**Problem details:**
Please reproduce the stretch of the data from its start through the line containing "pressure-ytick-label: 1020 (868, 903, 901, 918)", inclusive.
[Start of Stored rows]
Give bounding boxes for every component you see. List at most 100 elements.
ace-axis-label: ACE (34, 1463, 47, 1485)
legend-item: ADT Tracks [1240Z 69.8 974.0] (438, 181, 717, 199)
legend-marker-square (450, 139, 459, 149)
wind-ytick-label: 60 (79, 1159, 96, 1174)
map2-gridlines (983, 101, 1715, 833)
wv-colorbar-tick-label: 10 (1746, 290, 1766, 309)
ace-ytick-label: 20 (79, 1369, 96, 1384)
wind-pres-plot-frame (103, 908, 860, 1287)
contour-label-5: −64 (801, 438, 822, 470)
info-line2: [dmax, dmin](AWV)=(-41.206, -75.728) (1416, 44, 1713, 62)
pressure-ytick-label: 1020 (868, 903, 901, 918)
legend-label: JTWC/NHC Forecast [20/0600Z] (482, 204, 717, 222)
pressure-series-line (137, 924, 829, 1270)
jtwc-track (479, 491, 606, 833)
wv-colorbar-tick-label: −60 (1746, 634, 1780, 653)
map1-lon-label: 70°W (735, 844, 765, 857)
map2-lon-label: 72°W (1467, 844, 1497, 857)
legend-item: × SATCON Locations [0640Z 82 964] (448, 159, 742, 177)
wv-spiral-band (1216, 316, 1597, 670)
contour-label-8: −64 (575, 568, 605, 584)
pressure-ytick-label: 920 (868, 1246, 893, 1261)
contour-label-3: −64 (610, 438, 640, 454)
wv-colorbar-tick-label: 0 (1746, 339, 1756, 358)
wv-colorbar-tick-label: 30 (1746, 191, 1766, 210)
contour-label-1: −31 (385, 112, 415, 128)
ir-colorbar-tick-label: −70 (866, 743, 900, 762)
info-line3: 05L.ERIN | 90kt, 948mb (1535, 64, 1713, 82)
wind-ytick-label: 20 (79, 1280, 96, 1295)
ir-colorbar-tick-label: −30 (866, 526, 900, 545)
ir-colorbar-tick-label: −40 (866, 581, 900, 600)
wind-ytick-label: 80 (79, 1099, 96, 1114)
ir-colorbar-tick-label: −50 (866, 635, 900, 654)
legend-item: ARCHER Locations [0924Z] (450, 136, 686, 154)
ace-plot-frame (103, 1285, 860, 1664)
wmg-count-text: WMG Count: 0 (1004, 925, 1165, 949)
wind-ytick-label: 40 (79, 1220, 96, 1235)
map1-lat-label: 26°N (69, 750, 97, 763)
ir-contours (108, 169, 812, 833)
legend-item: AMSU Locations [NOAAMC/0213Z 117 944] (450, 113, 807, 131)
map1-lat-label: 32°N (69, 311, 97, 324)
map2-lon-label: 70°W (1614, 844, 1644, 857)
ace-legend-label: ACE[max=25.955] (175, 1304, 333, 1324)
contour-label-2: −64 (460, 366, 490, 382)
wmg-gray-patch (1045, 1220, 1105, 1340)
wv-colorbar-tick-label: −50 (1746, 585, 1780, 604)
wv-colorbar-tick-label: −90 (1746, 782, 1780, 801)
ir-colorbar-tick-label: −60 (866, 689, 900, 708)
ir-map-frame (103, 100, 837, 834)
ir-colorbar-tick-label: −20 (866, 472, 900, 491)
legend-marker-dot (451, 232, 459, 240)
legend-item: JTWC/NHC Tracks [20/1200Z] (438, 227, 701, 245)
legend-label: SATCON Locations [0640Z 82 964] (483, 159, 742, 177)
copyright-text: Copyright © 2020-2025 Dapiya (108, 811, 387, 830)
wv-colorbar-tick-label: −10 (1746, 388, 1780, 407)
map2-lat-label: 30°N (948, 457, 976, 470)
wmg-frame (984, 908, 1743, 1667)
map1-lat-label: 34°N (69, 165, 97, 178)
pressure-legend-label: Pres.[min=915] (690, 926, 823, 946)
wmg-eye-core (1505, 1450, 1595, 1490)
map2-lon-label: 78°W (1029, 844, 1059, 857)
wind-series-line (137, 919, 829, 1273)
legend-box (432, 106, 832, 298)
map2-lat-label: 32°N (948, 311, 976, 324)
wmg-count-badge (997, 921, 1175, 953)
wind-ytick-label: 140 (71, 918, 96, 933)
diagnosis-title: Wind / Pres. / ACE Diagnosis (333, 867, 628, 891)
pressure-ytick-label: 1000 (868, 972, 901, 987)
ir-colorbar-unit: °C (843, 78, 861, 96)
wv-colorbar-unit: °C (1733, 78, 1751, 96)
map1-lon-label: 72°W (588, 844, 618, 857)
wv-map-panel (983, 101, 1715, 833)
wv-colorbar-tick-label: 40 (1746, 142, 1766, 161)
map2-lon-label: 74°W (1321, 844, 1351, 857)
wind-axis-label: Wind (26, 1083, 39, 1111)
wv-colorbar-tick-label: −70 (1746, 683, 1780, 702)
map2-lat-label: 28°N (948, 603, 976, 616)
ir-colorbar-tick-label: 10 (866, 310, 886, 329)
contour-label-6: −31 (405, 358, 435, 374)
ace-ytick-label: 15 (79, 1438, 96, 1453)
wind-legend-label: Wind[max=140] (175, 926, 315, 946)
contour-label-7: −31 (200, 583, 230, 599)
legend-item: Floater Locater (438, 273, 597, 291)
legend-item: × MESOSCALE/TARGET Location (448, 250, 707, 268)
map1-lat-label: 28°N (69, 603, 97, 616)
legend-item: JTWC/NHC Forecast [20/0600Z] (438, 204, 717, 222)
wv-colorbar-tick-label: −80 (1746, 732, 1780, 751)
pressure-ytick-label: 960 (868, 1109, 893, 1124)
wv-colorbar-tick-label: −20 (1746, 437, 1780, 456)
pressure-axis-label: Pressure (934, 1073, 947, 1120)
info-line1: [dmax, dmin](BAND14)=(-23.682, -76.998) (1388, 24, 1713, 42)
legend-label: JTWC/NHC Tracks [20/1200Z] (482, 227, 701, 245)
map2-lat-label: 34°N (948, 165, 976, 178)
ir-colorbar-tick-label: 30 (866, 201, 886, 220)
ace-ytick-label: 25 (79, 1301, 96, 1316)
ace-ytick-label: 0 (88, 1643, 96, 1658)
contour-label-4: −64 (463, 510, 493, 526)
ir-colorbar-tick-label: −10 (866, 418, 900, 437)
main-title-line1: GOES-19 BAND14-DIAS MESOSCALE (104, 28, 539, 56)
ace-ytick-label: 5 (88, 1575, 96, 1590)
[End of Stored rows]
**Response to this exercise:**
Give bounding boxes for every component you see. List at most 100 elements.
ace-axis-label: ACE (34, 1463, 47, 1485)
legend-item: ADT Tracks [1240Z 69.8 974.0] (438, 181, 717, 199)
legend-marker-square (450, 139, 459, 149)
wind-ytick-label: 60 (79, 1159, 96, 1174)
map2-gridlines (983, 101, 1715, 833)
wv-colorbar-tick-label: 10 (1746, 290, 1766, 309)
ace-ytick-label: 20 (79, 1369, 96, 1384)
wind-pres-plot-frame (103, 908, 860, 1287)
contour-label-5: −64 (801, 438, 822, 470)
info-line2: [dmax, dmin](AWV)=(-41.206, -75.728) (1416, 44, 1713, 62)
pressure-ytick-label: 1020 (868, 903, 901, 918)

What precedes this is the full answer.